* Material to process:
%%
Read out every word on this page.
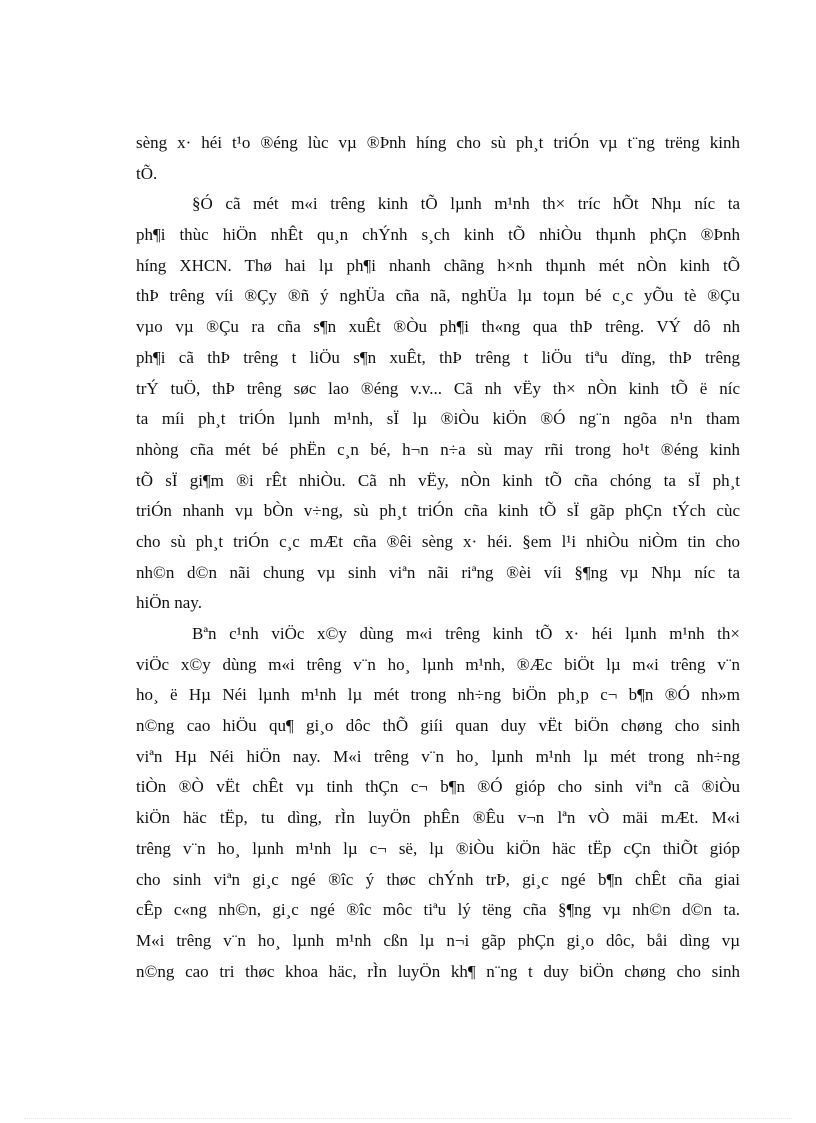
sèng x· héi t¹o ®éng lùc vµ ®Þnh híng cho sù ph¸t triÓn vµ t¨ng trëng kinh
tÕ.
§Ó cã mét m«i trêng kinh tÕ lµnh m¹nh th× tríc hÕt Nhµ níc ta
ph¶i thùc hiÖn nhÊt qu¸n chÝnh s¸ch kinh tÕ nhiÒu thµnh phÇn ®Þnh
híng XHCN. Thø hai lµ ph¶i nhanh chãng h×nh thµnh mét nÒn kinh tÕ
thÞ trêng víi ®Çy ®ñ ý nghÜa cña nã, nghÜa lµ toµn bé c¸c yÕu tè ®Çu
vµo vµ ®Çu ra cña s¶n xuÊt ®Òu ph¶i th«ng qua thÞ trêng. VÝ dô nh
ph¶i cã thÞ trêng t liÖu s¶n xuÊt, thÞ trêng t liÖu tiªu dïng, thÞ trêng
trÝ tuÖ, thÞ trêng søc lao ®éng v.v... Cã nh vËy th× nÒn kinh tÕ ë níc
ta míi ph¸t triÓn lµnh m¹nh, sÏ lµ ®iÒu kiÖn ®Ó ng¨n ngõa n¹n tham
nhòng cña mét bé phËn c¸n bé, h¬n n÷a sù may rñi trong ho¹t ®éng kinh
tÕ sÏ gi¶m ®i rÊt nhiÒu. Cã nh vËy, nÒn kinh tÕ cña chóng ta sÏ ph¸t
triÓn nhanh vµ bÒn v÷ng, sù ph¸t triÓn cña kinh tÕ sÏ gãp phÇn tÝch cùc
cho sù ph¸t triÓn c¸c mÆt cña ®êi sèng x· héi. §em l¹i nhiÒu niÒm tin cho
nh©n d©n nãi chung vµ sinh viªn nãi riªng ®èi víi §¶ng vµ Nhµ níc ta
hiÖn nay.
Bªn c¹nh viÖc x©y dùng m«i trêng kinh tÕ x· héi lµnh m¹nh th×
viÖc x©y dùng m«i trêng v¨n ho¸ lµnh m¹nh, ®Æc biÖt lµ m«i trêng v¨n
ho¸ ë Hµ Néi lµnh m¹nh lµ mét trong nh÷ng biÖn ph¸p c¬ b¶n ®Ó nh»m
n©ng cao hiÖu qu¶ gi¸o dôc thÕ giíi quan duy vËt biÖn chøng cho sinh
viªn Hµ Néi hiÖn nay. M«i trêng v¨n ho¸ lµnh m¹nh lµ mét trong nh÷ng
tiÒn ®Ò vËt chÊt vµ tinh thÇn c¬ b¶n ®Ó gióp cho sinh viªn cã ®iÒu
kiÖn häc tËp, tu dìng, rÌn luyÖn phÊn ®Êu v¬n lªn vÒ mäi mÆt. M«i
trêng v¨n ho¸ lµnh m¹nh lµ c¬ së, lµ ®iÒu kiÖn häc tËp cÇn thiÕt gióp
cho sinh viªn gi¸c ngé ®îc ý thøc chÝnh trÞ, gi¸c ngé b¶n chÊt cña giai
cÊp c«ng nh©n, gi¸c ngé ®îc môc tiªu lý tëng cña §¶ng vµ nh©n d©n ta.
M«i trêng v¨n ho¸ lµnh m¹nh cßn lµ n¬i gãp phÇn gi¸o dôc, båi dìng vµ
n©ng cao tri thøc khoa häc, rÌn luyÖn kh¶ n¨ng t duy biÖn chøng cho sinh
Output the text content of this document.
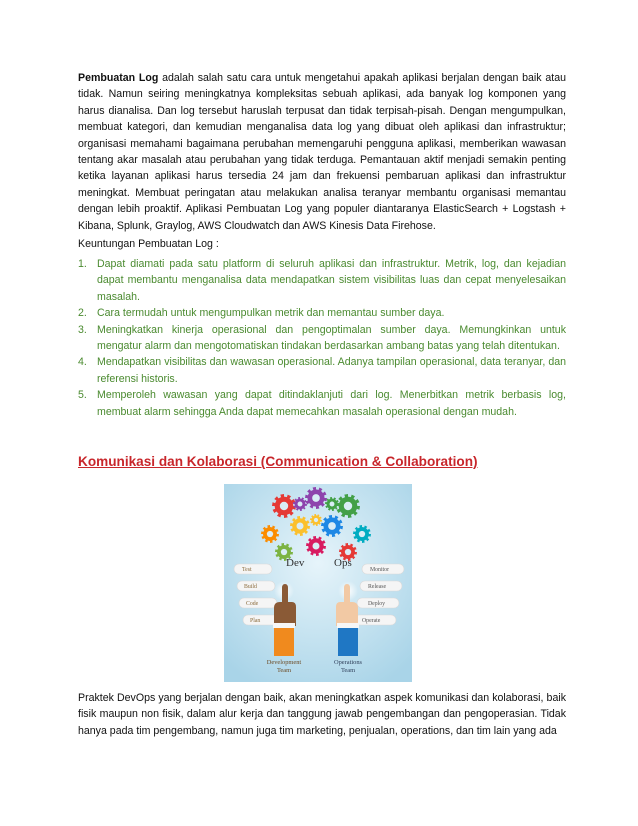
Pembuatan Log adalah salah satu cara untuk mengetahui apakah aplikasi berjalan dengan baik atau tidak. Namun seiring meningkatnya kompleksitas sebuah aplikasi, ada banyak log komponen yang harus dianalisa. Dan log tersebut haruslah terpusat dan tidak terpisah-pisah. Dengan mengumpulkan, membuat kategori, dan kemudian menganalisa data log yang dibuat oleh aplikasi dan infrastruktur; organisasi memahami bagaimana perubahan memengaruhi pengguna aplikasi, memberikan wawasan tentang akar masalah atau perubahan yang tidak terduga. Pemantauan aktif menjadi semakin penting ketika layanan aplikasi harus tersedia 24 jam dan frekuensi pembaruan aplikasi dan infrastruktur meningkat. Membuat peringatan atau melakukan analisa teranyar membantu organisasi memantau dengan lebih proaktif. Aplikasi Pembuatan Log yang populer diantaranya ElasticSearch + Logstash + Kibana, Splunk, Graylog, AWS Cloudwatch dan AWS Kinesis Data Firehose.

Keuntungan Pembuatan Log :

1. Dapat diamati pada satu platform di seluruh aplikasi dan infrastruktur. Metrik, log, dan kejadian dapat membantu menganalisa data mendapatkan sistem visibilitas luas dan cepat menyelesaikan masalah.
2. Cara termudah untuk mengumpulkan metrik dan memantau sumber daya.
3. Meningkatkan kinerja operasional dan pengoptimalan sumber daya. Memungkinkan untuk mengatur alarm dan mengotomatiskan tindakan berdasarkan ambang batas yang telah ditentukan.
4. Mendapatkan visibilitas dan wawasan operasional. Adanya tampilan operasional, data teranyar, dan referensi historis.
5. Memperoleh wawasan yang dapat ditindaklanjuti dari log. Menerbitkan metrik berbasis log, membuat alarm sehingga Anda dapat memecahkan masalah operasional dengan mudah.
Komunikasi dan Kolaborasi (Communication & Collaboration)
Dev	Ops
Test
Build
Code
Plan
Monitor
Release
Deploy
Operate
Development
Team
Operations
Team

Praktek DevOps yang berjalan dengan baik, akan meningkatkan aspek komunikasi dan kolaborasi, baik fisik maupun non fisik, dalam alur kerja dan tanggung jawab pengembangan dan pengoperasian. Tidak hanya pada tim pengembang, namun juga tim marketing, penjualan, operations, dan tim lain yang ada
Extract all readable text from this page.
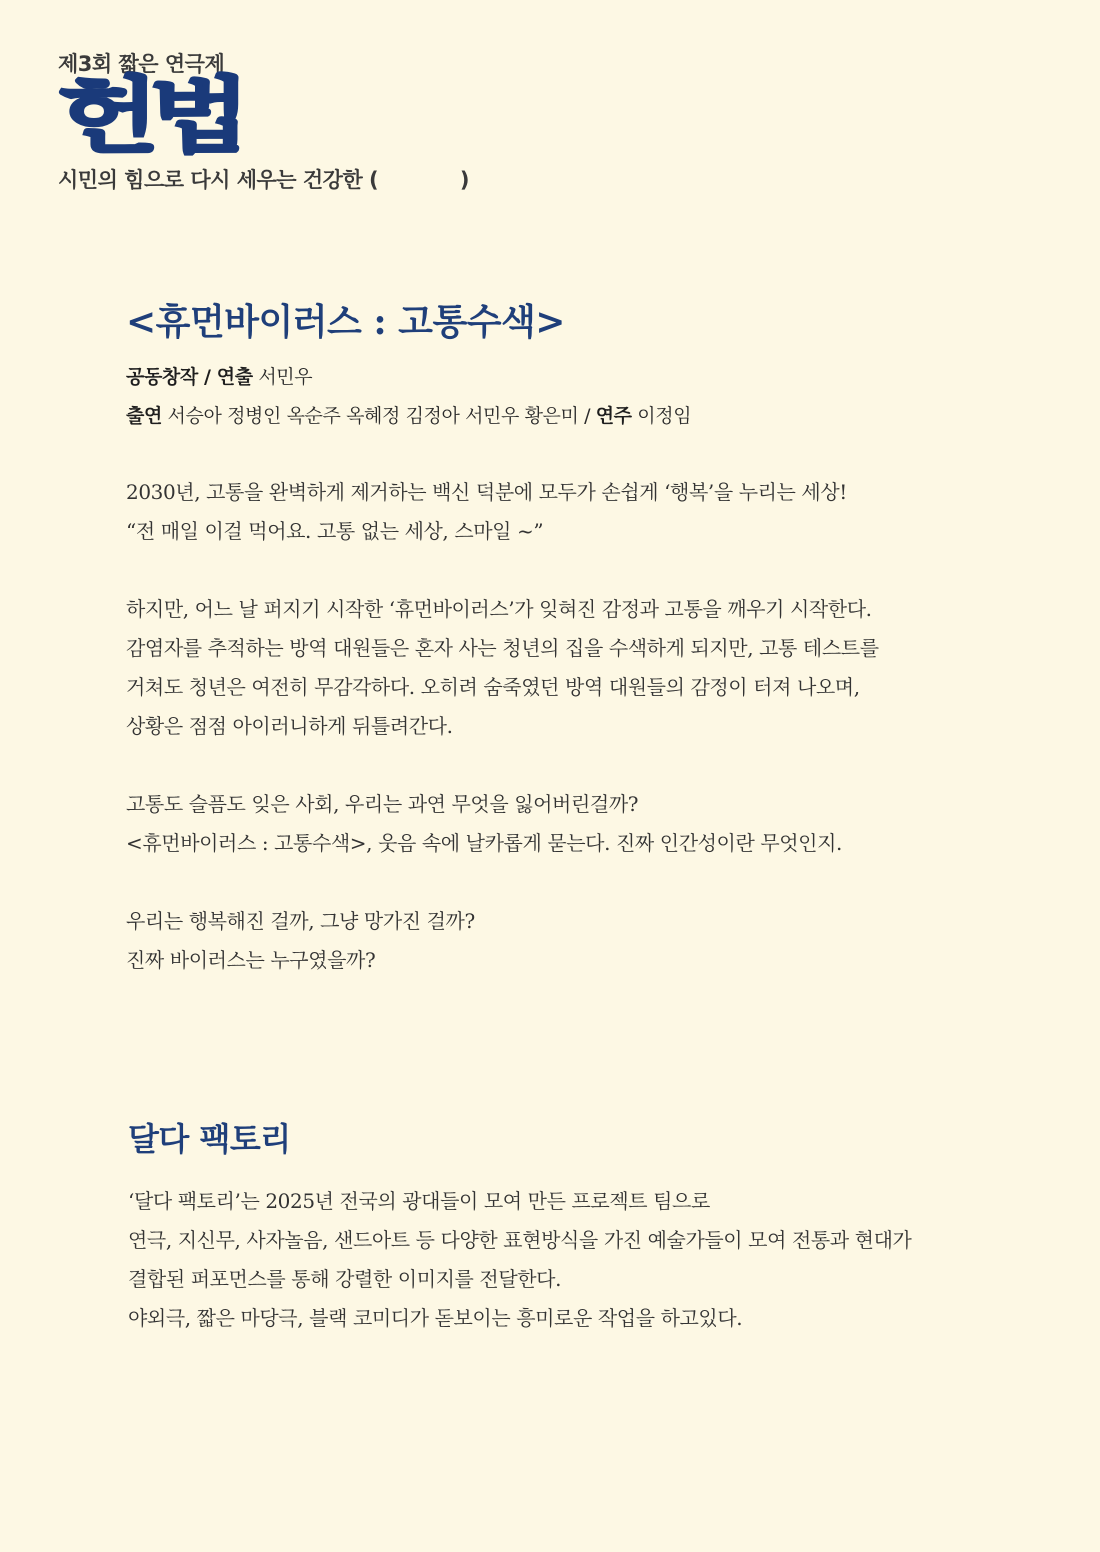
제3회 짧은 연극제
헌법
시민의 힘으로 다시 세우는 건강한 (            )
<휴먼바이러스 : 고통수색>
공동창작 / 연출 서민우
출연 서승아 정병인 옥순주 옥혜정 김정아 서민우 황은미 / 연주 이정임

2030년, 고통을 완벽하게 제거하는 백신 덕분에 모두가 손쉽게 ‘행복’을 누리는 세상!
“전 매일 이걸 먹어요. 고통 없는 세상, 스마일 ~”

하지만, 어느 날 퍼지기 시작한 ‘휴먼바이러스’가 잊혀진 감정과 고통을 깨우기 시작한다.
감염자를 추적하는 방역 대원들은 혼자 사는 청년의 집을 수색하게 되지만, 고통 테스트를
거쳐도 청년은 여전히 무감각하다. 오히려 숨죽였던 방역 대원들의 감정이 터져 나오며,
상황은 점점 아이러니하게 뒤틀려간다.

고통도 슬픔도 잊은 사회, 우리는 과연 무엇을 잃어버린걸까?
<휴먼바이러스 : 고통수색>, 웃음 속에 날카롭게 묻는다. 진짜 인간성이란 무엇인지.

우리는 행복해진 걸까, 그냥 망가진 걸까?
진짜 바이러스는 누구였을까?

달다 팩토리
‘달다 팩토리’는 2025년 전국의 광대들이 모여 만든 프로젝트 팀으로
연극, 지신무, 사자놀음, 샌드아트 등 다양한 표현방식을 가진 예술가들이 모여 전통과 현대가
결합된 퍼포먼스를 통해 강렬한 이미지를 전달한다.
야외극, 짧은 마당극, 블랙 코미디가 돋보이는 흥미로운 작업을 하고있다.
%%
* Stated goal: Repeat each record exactly, with the pictures left out.

* Response to this exercise:
Read out every word on this page.
sèng x· héi t¹o ®éng lùc vµ ®Þnh híng cho sù ph¸t triÓn vµ t¨ng trëng kinh
tÕ.
§Ó cã mét m«i trêng kinh tÕ lµnh m¹nh th× tríc hÕt Nhµ níc ta
ph¶i thùc hiÖn nhÊt qu¸n chÝnh s¸ch kinh tÕ nhiÒu thµnh phÇn ®Þnh
híng XHCN. Thø hai lµ ph¶i nhanh chãng h×nh thµnh mét nÒn kinh tÕ
thÞ trêng víi ®Çy ®ñ ý nghÜa cña nã, nghÜa lµ toµn bé c¸c yÕu tè ®Çu
vµo vµ ®Çu ra cña s¶n xuÊt ®Òu ph¶i th«ng qua thÞ trêng. VÝ dô nh
ph¶i cã thÞ trêng t liÖu s¶n xuÊt, thÞ trêng t liÖu tiªu dïng, thÞ trêng
trÝ tuÖ, thÞ trêng søc lao ®éng v.v... Cã nh vËy th× nÒn kinh tÕ ë níc
ta míi ph¸t triÓn lµnh m¹nh, sÏ lµ ®iÒu kiÖn ®Ó ng¨n ngõa n¹n tham
nhòng cña mét bé phËn c¸n bé, h¬n n÷a sù may rñi trong ho¹t ®éng kinh
tÕ sÏ gi¶m ®i rÊt nhiÒu. Cã nh vËy, nÒn kinh tÕ cña chóng ta sÏ ph¸t
triÓn nhanh vµ bÒn v÷ng, sù ph¸t triÓn cña kinh tÕ sÏ gãp phÇn tÝch cùc
cho sù ph¸t triÓn c¸c mÆt cña ®êi sèng x· héi. §em l¹i nhiÒu niÒm tin cho
nh©n d©n nãi chung vµ sinh viªn nãi riªng ®èi víi §¶ng vµ Nhµ níc ta
hiÖn nay.
Bªn c¹nh viÖc x©y dùng m«i trêng kinh tÕ x· héi lµnh m¹nh th×
viÖc x©y dùng m«i trêng v¨n ho¸ lµnh m¹nh, ®Æc biÖt lµ m«i trêng v¨n
ho¸ ë Hµ Néi lµnh m¹nh lµ mét trong nh÷ng biÖn ph¸p c¬ b¶n ®Ó nh»m
n©ng cao hiÖu qu¶ gi¸o dôc thÕ giíi quan duy vËt biÖn chøng cho sinh
viªn Hµ Néi hiÖn nay. M«i trêng v¨n ho¸ lµnh m¹nh lµ mét trong nh÷ng
tiÒn ®Ò vËt chÊt vµ tinh thÇn c¬ b¶n ®Ó gióp cho sinh viªn cã ®iÒu
kiÖn häc tËp, tu dìng, rÌn luyÖn phÊn ®Êu v¬n lªn vÒ mäi mÆt. M«i
trêng v¨n ho¸ lµnh m¹nh lµ c¬ së, lµ ®iÒu kiÖn häc tËp cÇn thiÕt gióp
cho sinh viªn gi¸c ngé ®îc ý thøc chÝnh trÞ, gi¸c ngé b¶n chÊt cña giai
cÊp c«ng nh©n, gi¸c ngé ®îc môc tiªu lý tëng cña §¶ng vµ nh©n d©n ta.
M«i trêng v¨n ho¸ lµnh m¹nh cßn lµ n¬i gãp phÇn gi¸o dôc, båi dìng vµ
n©ng cao tri thøc khoa häc, rÌn luyÖn kh¶ n¨ng t duy biÖn chøng cho sinh
Output the text content of this document.
Pembuatan Log adalah salah satu cara untuk mengetahui apakah aplikasi berjalan dengan baik atau tidak. Namun seiring meningkatnya kompleksitas sebuah aplikasi, ada banyak log komponen yang harus dianalisa. Dan log tersebut haruslah terpusat dan tidak terpisah-pisah. Dengan mengumpulkan, membuat kategori, dan kemudian menganalisa data log yang dibuat oleh aplikasi dan infrastruktur; organisasi memahami bagaimana perubahan memengaruhi pengguna aplikasi, memberikan wawasan tentang akar masalah atau perubahan yang tidak terduga. Pemantauan aktif menjadi semakin penting ketika layanan aplikasi harus tersedia 24 jam dan frekuensi pembaruan aplikasi dan infrastruktur meningkat. Membuat peringatan atau melakukan analisa teranyar membantu organisasi memantau dengan lebih proaktif. Aplikasi Pembuatan Log yang populer diantaranya ElasticSearch + Logstash + Kibana, Splunk, Graylog, AWS Cloudwatch dan AWS Kinesis Data Firehose.

Keuntungan Pembuatan Log :

1. Dapat diamati pada satu platform di seluruh aplikasi dan infrastruktur. Metrik, log, dan kejadian dapat membantu menganalisa data mendapatkan sistem visibilitas luas dan cepat menyelesaikan masalah.
2. Cara termudah untuk mengumpulkan metrik dan memantau sumber daya.
3. Meningkatkan kinerja operasional dan pengoptimalan sumber daya. Memungkinkan untuk mengatur alarm dan mengotomatiskan tindakan berdasarkan ambang batas yang telah ditentukan.
4. Mendapatkan visibilitas dan wawasan operasional. Adanya tampilan operasional, data teranyar, dan referensi historis.
5. Memperoleh wawasan yang dapat ditindaklanjuti dari log. Menerbitkan metrik berbasis log, membuat alarm sehingga Anda dapat memecahkan masalah operasional dengan mudah.
Komunikasi dan Kolaborasi (Communication & Collaboration)
Dev	Ops
Test
Build
Code
Plan
Monitor
Release
Deploy
Operate
Development
Team
Operations
Team

Praktek DevOps yang berjalan dengan baik, akan meningkatkan aspek komunikasi dan kolaborasi, baik fisik maupun non fisik, dalam alur kerja dan tanggung jawab pengembangan dan pengoperasian. Tidak hanya pada tim pengembang, namun juga tim marketing, penjualan, operations, dan tim lain yang ada
Extract all readable text from this page.
제3회 짧은 연극제
헌법
시민의 힘으로 다시 세우는 건강한 (            )
<휴먼바이러스 : 고통수색>
공동창작 / 연출 서민우
출연 서승아 정병인 옥순주 옥혜정 김정아 서민우 황은미 / 연주 이정임

2030년, 고통을 완벽하게 제거하는 백신 덕분에 모두가 손쉽게 ‘행복’을 누리는 세상!
“전 매일 이걸 먹어요. 고통 없는 세상, 스마일 ~”

하지만, 어느 날 퍼지기 시작한 ‘휴먼바이러스’가 잊혀진 감정과 고통을 깨우기 시작한다.
감염자를 추적하는 방역 대원들은 혼자 사는 청년의 집을 수색하게 되지만, 고통 테스트를
거쳐도 청년은 여전히 무감각하다. 오히려 숨죽였던 방역 대원들의 감정이 터져 나오며,
상황은 점점 아이러니하게 뒤틀려간다.

고통도 슬픔도 잊은 사회, 우리는 과연 무엇을 잃어버린걸까?
<휴먼바이러스 : 고통수색>, 웃음 속에 날카롭게 묻는다. 진짜 인간성이란 무엇인지.

우리는 행복해진 걸까, 그냥 망가진 걸까?
진짜 바이러스는 누구였을까?

달다 팩토리
‘달다 팩토리’는 2025년 전국의 광대들이 모여 만든 프로젝트 팀으로
연극, 지신무, 사자놀음, 샌드아트 등 다양한 표현방식을 가진 예술가들이 모여 전통과 현대가
결합된 퍼포먼스를 통해 강렬한 이미지를 전달한다.
야외극, 짧은 마당극, 블랙 코미디가 돋보이는 흥미로운 작업을 하고있다.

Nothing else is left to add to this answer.